Brief - Return the records that follow, matching each one exactly.

Extracted data -
-*-

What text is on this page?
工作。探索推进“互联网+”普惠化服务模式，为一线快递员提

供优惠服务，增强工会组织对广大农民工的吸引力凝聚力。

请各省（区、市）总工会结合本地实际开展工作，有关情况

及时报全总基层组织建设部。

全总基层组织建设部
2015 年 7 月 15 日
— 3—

-*-

Final result -
What text is on this page?
工作。探索推进“互联网+”普惠化服务模式，为一线快递员提

供优惠服务，增强工会组织对广大农民工的吸引力凝聚力。

请各省（区、市）总工会结合本地实际开展工作，有关情况

及时报全总基层组织建设部。

全总基层组织建设部
2015 年 7 月 15 日
— 3—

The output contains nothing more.